» Instructions for the task: Report how many lines contain "shoes". The answer is a single number.

──────── Rows

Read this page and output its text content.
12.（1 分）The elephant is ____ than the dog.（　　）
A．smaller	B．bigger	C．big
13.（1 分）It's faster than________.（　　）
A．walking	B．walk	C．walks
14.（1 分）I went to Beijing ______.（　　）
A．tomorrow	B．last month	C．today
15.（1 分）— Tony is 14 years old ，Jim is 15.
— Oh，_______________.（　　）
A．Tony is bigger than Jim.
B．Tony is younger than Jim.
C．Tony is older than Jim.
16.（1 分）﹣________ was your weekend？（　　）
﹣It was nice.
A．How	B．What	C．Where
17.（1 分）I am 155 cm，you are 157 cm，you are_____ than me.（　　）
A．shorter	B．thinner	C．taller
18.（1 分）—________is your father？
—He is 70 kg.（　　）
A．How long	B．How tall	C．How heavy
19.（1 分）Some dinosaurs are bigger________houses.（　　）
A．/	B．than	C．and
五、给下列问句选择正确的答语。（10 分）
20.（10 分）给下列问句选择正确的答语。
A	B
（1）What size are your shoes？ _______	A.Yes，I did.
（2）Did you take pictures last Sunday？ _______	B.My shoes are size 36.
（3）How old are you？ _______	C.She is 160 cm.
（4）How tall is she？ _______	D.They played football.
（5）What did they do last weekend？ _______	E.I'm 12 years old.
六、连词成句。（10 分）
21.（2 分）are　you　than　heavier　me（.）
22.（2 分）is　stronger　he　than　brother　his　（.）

────────────────

» The answer: 2